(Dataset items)
'''

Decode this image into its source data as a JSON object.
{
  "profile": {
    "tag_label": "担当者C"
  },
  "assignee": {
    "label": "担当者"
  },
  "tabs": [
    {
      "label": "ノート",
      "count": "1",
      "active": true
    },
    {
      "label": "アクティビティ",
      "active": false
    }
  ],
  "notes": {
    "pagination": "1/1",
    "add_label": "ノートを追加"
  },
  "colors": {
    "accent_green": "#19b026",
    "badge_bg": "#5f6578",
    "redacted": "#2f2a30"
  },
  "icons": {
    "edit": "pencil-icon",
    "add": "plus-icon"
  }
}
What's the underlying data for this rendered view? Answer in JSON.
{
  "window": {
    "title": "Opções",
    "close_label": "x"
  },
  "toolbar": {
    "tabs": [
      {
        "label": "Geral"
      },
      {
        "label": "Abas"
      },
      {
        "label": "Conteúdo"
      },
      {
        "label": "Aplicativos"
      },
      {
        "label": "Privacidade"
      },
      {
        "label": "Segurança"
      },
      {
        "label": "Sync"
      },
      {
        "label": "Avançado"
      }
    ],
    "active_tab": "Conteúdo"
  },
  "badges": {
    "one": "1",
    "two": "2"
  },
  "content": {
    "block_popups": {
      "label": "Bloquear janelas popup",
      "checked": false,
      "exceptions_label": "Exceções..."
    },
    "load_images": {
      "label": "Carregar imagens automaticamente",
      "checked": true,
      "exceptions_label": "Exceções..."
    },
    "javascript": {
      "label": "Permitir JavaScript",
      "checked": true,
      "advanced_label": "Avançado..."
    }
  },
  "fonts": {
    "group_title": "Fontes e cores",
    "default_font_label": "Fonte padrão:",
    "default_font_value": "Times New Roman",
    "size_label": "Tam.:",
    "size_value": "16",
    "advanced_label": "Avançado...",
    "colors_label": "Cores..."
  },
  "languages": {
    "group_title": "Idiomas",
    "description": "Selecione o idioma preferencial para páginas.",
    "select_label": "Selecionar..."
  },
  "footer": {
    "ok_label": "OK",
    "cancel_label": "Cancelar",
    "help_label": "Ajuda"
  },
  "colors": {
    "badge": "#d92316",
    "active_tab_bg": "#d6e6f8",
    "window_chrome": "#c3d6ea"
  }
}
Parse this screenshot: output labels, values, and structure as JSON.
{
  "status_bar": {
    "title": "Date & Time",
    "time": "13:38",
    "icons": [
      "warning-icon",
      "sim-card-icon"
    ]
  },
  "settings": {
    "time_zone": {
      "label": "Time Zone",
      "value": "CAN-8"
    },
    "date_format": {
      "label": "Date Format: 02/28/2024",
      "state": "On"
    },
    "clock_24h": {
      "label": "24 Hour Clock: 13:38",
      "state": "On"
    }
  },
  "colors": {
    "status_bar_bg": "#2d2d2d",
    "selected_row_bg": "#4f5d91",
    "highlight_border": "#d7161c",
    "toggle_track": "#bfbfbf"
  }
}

'''

> [Objective]: In the lines above, locate the string "Conteúdo". Copy every line where it occurs.

> [Answer to this exercise]:
        "label": "Conteúdo"
    "active_tab": "Conteúdo"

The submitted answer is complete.